◆ **Complete the following**:
a - Rewrite the part of the Temperance Flat Dam article that opens with "If farmers cannot" and closes with "the groundwater pumps.", putting "growers" in place of "farmers".
b - According to the Temperance Flat Dam article, how much additional storage would Temperance Flat provide?

Temperance Flat Dam Could Minimize the Devastation of SGMA
By Jessica Theisman, Associate Editor
Mario Santoyo, Executive Director at San Joaquin Valley Water Infrastructure Authority, explained the dire need to build Temperance Flat Dam to California Ag Today recently, and the possible consequences if it is not built.
“With the new groundwater sustainability law coming into play, it is going to basically shut down a lot of farming,” he said.
If farmers cannot prove that they are replenishing the amount of groundwater as they are taking out, they are not going to be allowed to use the groundwater pumps.
“With the continuing extraction of our surface water by the environmental community and by governmental regulations, farming in the Central Valley is in for a world of hurts,” Santoyo said.
The Temperance Flat Dam would give the ability to manage the high run-off water that is otherwise lost into the ocean.
“We are losing millions and millions of acre-feet into the ocean that makes absolutely no sense to anyone,” Santoyo explained.
Temperance Flat would provide additional storage opportunities—up to an additional 1.2 million acre-feet—and will allow farmers to have carryover water from year to year. This will carry the farmers through the dry years, and it will give the allowance to stabilize the groundwater condition.

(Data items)
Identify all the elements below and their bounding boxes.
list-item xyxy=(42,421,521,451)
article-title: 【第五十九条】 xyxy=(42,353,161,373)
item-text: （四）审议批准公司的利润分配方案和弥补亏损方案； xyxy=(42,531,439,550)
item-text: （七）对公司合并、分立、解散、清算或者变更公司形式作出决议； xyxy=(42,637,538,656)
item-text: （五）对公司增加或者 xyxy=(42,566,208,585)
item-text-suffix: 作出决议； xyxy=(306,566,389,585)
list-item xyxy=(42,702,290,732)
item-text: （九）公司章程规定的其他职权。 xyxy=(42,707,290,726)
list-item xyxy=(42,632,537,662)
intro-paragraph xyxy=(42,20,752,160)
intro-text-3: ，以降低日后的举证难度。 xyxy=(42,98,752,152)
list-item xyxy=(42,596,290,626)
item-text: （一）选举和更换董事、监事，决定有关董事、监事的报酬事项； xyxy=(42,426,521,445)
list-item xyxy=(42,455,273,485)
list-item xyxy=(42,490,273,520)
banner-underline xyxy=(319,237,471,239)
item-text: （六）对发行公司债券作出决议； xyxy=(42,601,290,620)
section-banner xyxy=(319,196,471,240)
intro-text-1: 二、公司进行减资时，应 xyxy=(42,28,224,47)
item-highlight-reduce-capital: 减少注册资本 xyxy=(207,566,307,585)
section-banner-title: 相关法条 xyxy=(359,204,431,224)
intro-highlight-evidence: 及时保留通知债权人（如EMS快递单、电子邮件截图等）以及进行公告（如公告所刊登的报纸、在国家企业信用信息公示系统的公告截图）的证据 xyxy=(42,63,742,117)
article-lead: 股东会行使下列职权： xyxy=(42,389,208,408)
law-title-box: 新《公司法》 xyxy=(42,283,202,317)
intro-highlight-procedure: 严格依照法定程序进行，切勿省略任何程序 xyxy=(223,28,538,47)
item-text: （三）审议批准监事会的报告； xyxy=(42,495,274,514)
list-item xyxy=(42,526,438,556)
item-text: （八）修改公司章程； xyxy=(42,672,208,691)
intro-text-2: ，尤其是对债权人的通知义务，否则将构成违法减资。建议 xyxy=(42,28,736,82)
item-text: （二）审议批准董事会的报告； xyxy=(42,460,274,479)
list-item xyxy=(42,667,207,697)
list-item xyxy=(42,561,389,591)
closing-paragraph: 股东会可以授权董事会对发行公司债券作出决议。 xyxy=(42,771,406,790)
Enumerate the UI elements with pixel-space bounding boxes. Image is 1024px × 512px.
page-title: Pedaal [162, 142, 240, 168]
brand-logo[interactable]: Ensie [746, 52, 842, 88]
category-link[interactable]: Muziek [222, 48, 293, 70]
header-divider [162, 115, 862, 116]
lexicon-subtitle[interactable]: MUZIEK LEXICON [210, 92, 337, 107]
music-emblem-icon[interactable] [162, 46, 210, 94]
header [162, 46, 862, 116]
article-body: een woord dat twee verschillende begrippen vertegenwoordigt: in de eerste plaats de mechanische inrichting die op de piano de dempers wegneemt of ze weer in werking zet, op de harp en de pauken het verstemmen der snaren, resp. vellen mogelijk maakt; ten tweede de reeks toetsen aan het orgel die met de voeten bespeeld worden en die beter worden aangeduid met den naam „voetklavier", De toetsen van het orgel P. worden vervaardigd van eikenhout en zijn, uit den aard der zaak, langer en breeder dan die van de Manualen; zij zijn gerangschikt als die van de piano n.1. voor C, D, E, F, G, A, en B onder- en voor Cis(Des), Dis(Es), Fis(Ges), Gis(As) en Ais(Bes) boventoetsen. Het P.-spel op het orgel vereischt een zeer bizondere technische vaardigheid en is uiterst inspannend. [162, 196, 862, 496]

◆ **Solutions to the problems**:
a -
If growers cannot prove that they are replenishing the amount of groundwater as they are taking out, they are not going to be allowed to use the groundwater pumps.

b - Up to an additional 1.2 million acre-feet.